**Given instruction**.
Repeat the material verbatim. Images are excluded from the copy.

**Dataset records**.
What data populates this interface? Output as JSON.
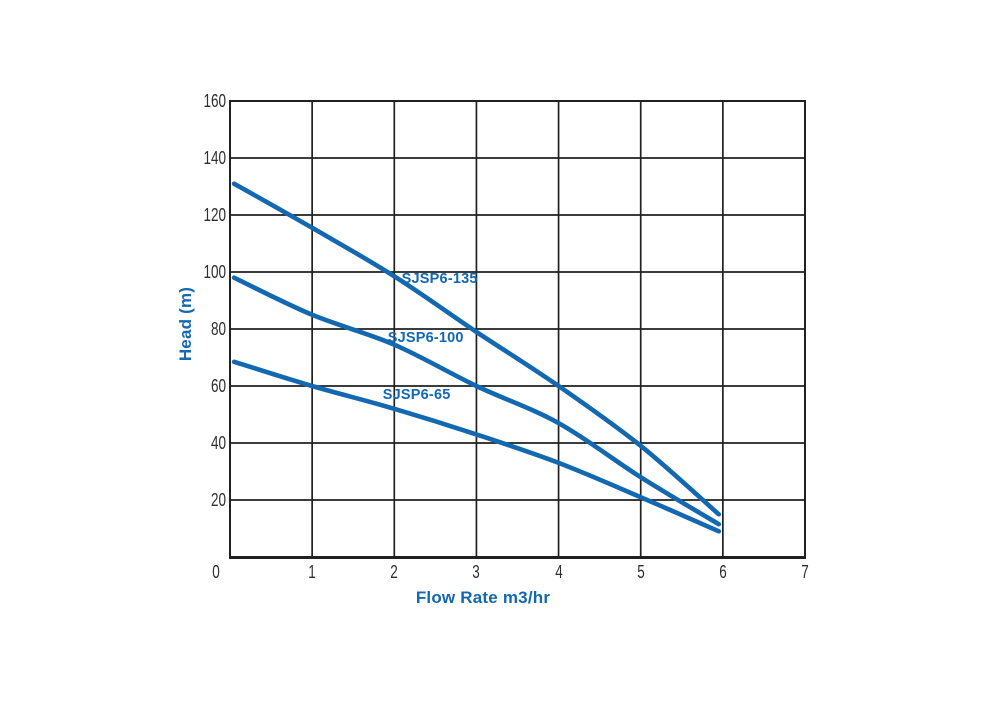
{
  "page": {
    "background": "#ffffff"
  },
  "chart_data": {
    "type": "line",
    "title": "",
    "xlabel": "Flow Rate m3/hr",
    "ylabel": "Head (m)",
    "xlim": [
      0,
      7
    ],
    "ylim": [
      0,
      160
    ],
    "xticks": [
      "0",
      "1",
      "2",
      "3",
      "4",
      "5",
      "6",
      "7"
    ],
    "yticks": [
      "20",
      "40",
      "60",
      "80",
      "100",
      "120",
      "140",
      "160"
    ],
    "grid": true,
    "legend_position": "inline-labels",
    "colors": {
      "curve": "#1268b1",
      "grid": "#212121",
      "tick_text": "#2e2e2e",
      "axis_title_text": "#1268b1"
    },
    "series": [
      {
        "name": "SJSP6-135",
        "color": "#1268b1",
        "points": [
          [
            0.05,
            131
          ],
          [
            1,
            115.5
          ],
          [
            2,
            98.5
          ],
          [
            3,
            79
          ],
          [
            4,
            60
          ],
          [
            5,
            39
          ],
          [
            5.95,
            15
          ]
        ],
        "label_anchor": {
          "x": 2.09,
          "head": 97.5
        }
      },
      {
        "name": "SJSP6-100",
        "color": "#1268b1",
        "points": [
          [
            0.05,
            98
          ],
          [
            1,
            85
          ],
          [
            2,
            74.5
          ],
          [
            3,
            60
          ],
          [
            4,
            47
          ],
          [
            5,
            28
          ],
          [
            5.95,
            11.5
          ]
        ],
        "label_anchor": {
          "x": 1.92,
          "head": 77
        }
      },
      {
        "name": "SJSP6-65",
        "color": "#1268b1",
        "points": [
          [
            0.05,
            68.5
          ],
          [
            1,
            60
          ],
          [
            2,
            52
          ],
          [
            3,
            43
          ],
          [
            4,
            33
          ],
          [
            5,
            21
          ],
          [
            5.95,
            9
          ]
        ],
        "label_anchor": {
          "x": 1.86,
          "head": 57
        }
      }
    ]
  }
}
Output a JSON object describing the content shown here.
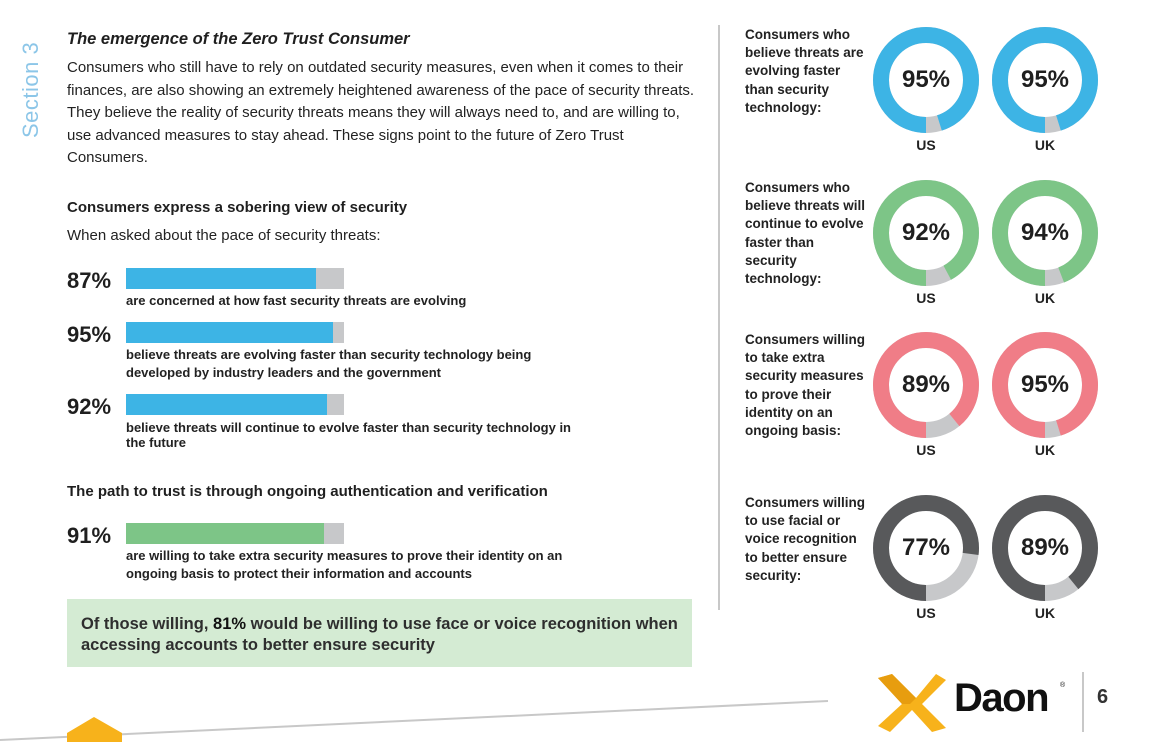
{
  "section_label": "Section 3",
  "intro": {
    "title": "The emergence of the Zero Trust Consumer",
    "body": "Consumers who still have to rely on outdated security measures, even when it comes to their finances, are also showing an extremely heightened awareness of the pace of security threats. They believe the reality of security threats means they will always need to, and are willing to, use advanced measures to stay ahead. These signs point to the future of Zero Trust Consumers."
  },
  "sobering": {
    "heading": "Consumers express a sobering view of security",
    "subheading": "When asked about the pace of security threats:",
    "stats": [
      {
        "pct_label": "87%",
        "value": 87,
        "desc": "are concerned at how fast security threats are evolving"
      },
      {
        "pct_label": "95%",
        "value": 95,
        "desc": "believe threats are evolving faster than security technology being developed by industry leaders and the government"
      },
      {
        "pct_label": "92%",
        "value": 92,
        "desc": "believe threats will continue to evolve faster than security technology in the future"
      }
    ]
  },
  "path": {
    "heading": "The path to trust is through ongoing authentication and verification",
    "stat": {
      "pct_label": "91%",
      "value": 91,
      "desc": "are willing to take extra security measures to prove their identity on an ongoing basis to protect their information and accounts"
    }
  },
  "callout": {
    "prefix": "Of those willing,",
    "highlight": "81%",
    "suffix": "would be willing to use face or voice recognition when accessing accounts to better ensure security"
  },
  "donut_groups": [
    {
      "label": "Consumers who believe threats are evolving faster than security technology:",
      "color": "#3db4e5",
      "items": [
        {
          "country": "US",
          "pct_label": "95%",
          "value": 95
        },
        {
          "country": "UK",
          "pct_label": "95%",
          "value": 95
        }
      ]
    },
    {
      "label": "Consumers who believe threats will continue to evolve faster than security technology:",
      "color": "#7dc587",
      "items": [
        {
          "country": "US",
          "pct_label": "92%",
          "value": 92
        },
        {
          "country": "UK",
          "pct_label": "94%",
          "value": 94
        }
      ]
    },
    {
      "label": "Consumers willing to take extra security measures to prove their identity on an ongoing basis:",
      "color": "#f07d87",
      "items": [
        {
          "country": "US",
          "pct_label": "89%",
          "value": 89
        },
        {
          "country": "UK",
          "pct_label": "95%",
          "value": 95
        }
      ]
    },
    {
      "label": "Consumers willing to use facial or voice recognition to better ensure security:",
      "color": "#58595b",
      "items": [
        {
          "country": "US",
          "pct_label": "77%",
          "value": 77
        },
        {
          "country": "UK",
          "pct_label": "89%",
          "value": 89
        }
      ]
    }
  ],
  "colors": {
    "remainder": "#c7c8ca",
    "accent_blue": "#3db4e5",
    "accent_green": "#7dc587",
    "logo_yellow": "#f7b21b"
  },
  "brand": {
    "name": "Daon",
    "trademark": "®"
  },
  "page_number": "6"
}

**Exercise output**.
What data populates this interface? Output as JSON.
{
  "page": {
    "background": "#ffffff"
  },
  "chart_data": {
    "type": "line",
    "title": "",
    "xlabel": "Flow Rate m3/hr",
    "ylabel": "Head (m)",
    "xlim": [
      0,
      7
    ],
    "ylim": [
      0,
      160
    ],
    "xticks": [
      "0",
      "1",
      "2",
      "3",
      "4",
      "5",
      "6",
      "7"
    ],
    "yticks": [
      "20",
      "40",
      "60",
      "80",
      "100",
      "120",
      "140",
      "160"
    ],
    "grid": true,
    "legend_position": "inline-labels",
    "colors": {
      "curve": "#1268b1",
      "grid": "#212121",
      "tick_text": "#2e2e2e",
      "axis_title_text": "#1268b1"
    },
    "series": [
      {
        "name": "SJSP6-135",
        "color": "#1268b1",
        "points": [
          [
            0.05,
            131
          ],
          [
            1,
            115.5
          ],
          [
            2,
            98.5
          ],
          [
            3,
            79
          ],
          [
            4,
            60
          ],
          [
            5,
            39
          ],
          [
            5.95,
            15
          ]
        ],
        "label_anchor": {
          "x": 2.09,
          "head": 97.5
        }
      },
      {
        "name": "SJSP6-100",
        "color": "#1268b1",
        "points": [
          [
            0.05,
            98
          ],
          [
            1,
            85
          ],
          [
            2,
            74.5
          ],
          [
            3,
            60
          ],
          [
            4,
            47
          ],
          [
            5,
            28
          ],
          [
            5.95,
            11.5
          ]
        ],
        "label_anchor": {
          "x": 1.92,
          "head": 77
        }
      },
      {
        "name": "SJSP6-65",
        "color": "#1268b1",
        "points": [
          [
            0.05,
            68.5
          ],
          [
            1,
            60
          ],
          [
            2,
            52
          ],
          [
            3,
            43
          ],
          [
            4,
            33
          ],
          [
            5,
            21
          ],
          [
            5.95,
            9
          ]
        ],
        "label_anchor": {
          "x": 1.86,
          "head": 57
        }
      }
    ]
  }
}
Output a JSON object describing the content shown here.
{
  "section_label": "Section 3",
  "intro": {
    "title": "The emergence of the Zero Trust Consumer",
    "body": "Consumers who still have to rely on outdated security measures, even when it comes to their finances, are also showing an extremely heightened awareness of the pace of security threats. They believe the reality of security threats means they will always need to, and are willing to, use advanced measures to stay ahead. These signs point to the future of Zero Trust Consumers."
  },
  "sobering": {
    "heading": "Consumers express a sobering view of security",
    "subheading": "When asked about the pace of security threats:",
    "stats": [
      {
        "pct_label": "87%",
        "value": 87,
        "desc": "are concerned at how fast security threats are evolving"
      },
      {
        "pct_label": "95%",
        "value": 95,
        "desc": "believe threats are evolving faster than security technology being developed by industry leaders and the government"
      },
      {
        "pct_label": "92%",
        "value": 92,
        "desc": "believe threats will continue to evolve faster than security technology in the future"
      }
    ]
  },
  "path": {
    "heading": "The path to trust is through ongoing authentication and verification",
    "stat": {
      "pct_label": "91%",
      "value": 91,
      "desc": "are willing to take extra security measures to prove their identity on an ongoing basis to protect their information and accounts"
    }
  },
  "callout": {
    "prefix": "Of those willing,",
    "highlight": "81%",
    "suffix": "would be willing to use face or voice recognition when accessing accounts to better ensure security"
  },
  "donut_groups": [
    {
      "label": "Consumers who believe threats are evolving faster than security technology:",
      "color": "#3db4e5",
      "items": [
        {
          "country": "US",
          "pct_label": "95%",
          "value": 95
        },
        {
          "country": "UK",
          "pct_label": "95%",
          "value": 95
        }
      ]
    },
    {
      "label": "Consumers who believe threats will continue to evolve faster than security technology:",
      "color": "#7dc587",
      "items": [
        {
          "country": "US",
          "pct_label": "92%",
          "value": 92
        },
        {
          "country": "UK",
          "pct_label": "94%",
          "value": 94
        }
      ]
    },
    {
      "label": "Consumers willing to take extra security measures to prove their identity on an ongoing basis:",
      "color": "#f07d87",
      "items": [
        {
          "country": "US",
          "pct_label": "89%",
          "value": 89
        },
        {
          "country": "UK",
          "pct_label": "95%",
          "value": 95
        }
      ]
    },
    {
      "label": "Consumers willing to use facial or voice recognition to better ensure security:",
      "color": "#58595b",
      "items": [
        {
          "country": "US",
          "pct_label": "77%",
          "value": 77
        },
        {
          "country": "UK",
          "pct_label": "89%",
          "value": 89
        }
      ]
    }
  ],
  "colors": {
    "remainder": "#c7c8ca",
    "accent_blue": "#3db4e5",
    "accent_green": "#7dc587",
    "logo_yellow": "#f7b21b"
  },
  "brand": {
    "name": "Daon",
    "trademark": "®"
  },
  "page_number": "6"
}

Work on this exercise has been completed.